* [PROBLEM TO SOLVE] Give the number of lines holding the string "right", and nothing else.

* [DATASET]
########################################

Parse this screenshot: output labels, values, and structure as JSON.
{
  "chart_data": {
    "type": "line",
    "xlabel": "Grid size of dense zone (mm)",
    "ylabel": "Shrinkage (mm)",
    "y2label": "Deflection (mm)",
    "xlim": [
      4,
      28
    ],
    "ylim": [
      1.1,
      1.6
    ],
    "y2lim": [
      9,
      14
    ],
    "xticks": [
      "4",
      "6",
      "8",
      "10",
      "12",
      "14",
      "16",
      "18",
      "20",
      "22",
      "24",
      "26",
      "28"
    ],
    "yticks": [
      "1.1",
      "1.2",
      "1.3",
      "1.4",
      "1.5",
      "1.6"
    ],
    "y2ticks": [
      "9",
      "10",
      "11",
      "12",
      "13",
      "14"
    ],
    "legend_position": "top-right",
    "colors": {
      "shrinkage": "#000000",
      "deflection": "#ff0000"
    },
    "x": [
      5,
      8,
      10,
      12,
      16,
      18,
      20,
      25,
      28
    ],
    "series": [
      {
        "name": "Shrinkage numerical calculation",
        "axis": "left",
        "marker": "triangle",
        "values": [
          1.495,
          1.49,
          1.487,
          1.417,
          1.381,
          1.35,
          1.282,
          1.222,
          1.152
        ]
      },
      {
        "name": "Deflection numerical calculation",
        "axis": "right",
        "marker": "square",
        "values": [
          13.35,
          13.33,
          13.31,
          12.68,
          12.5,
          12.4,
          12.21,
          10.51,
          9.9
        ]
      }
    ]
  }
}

########################################

* [RESULT] 2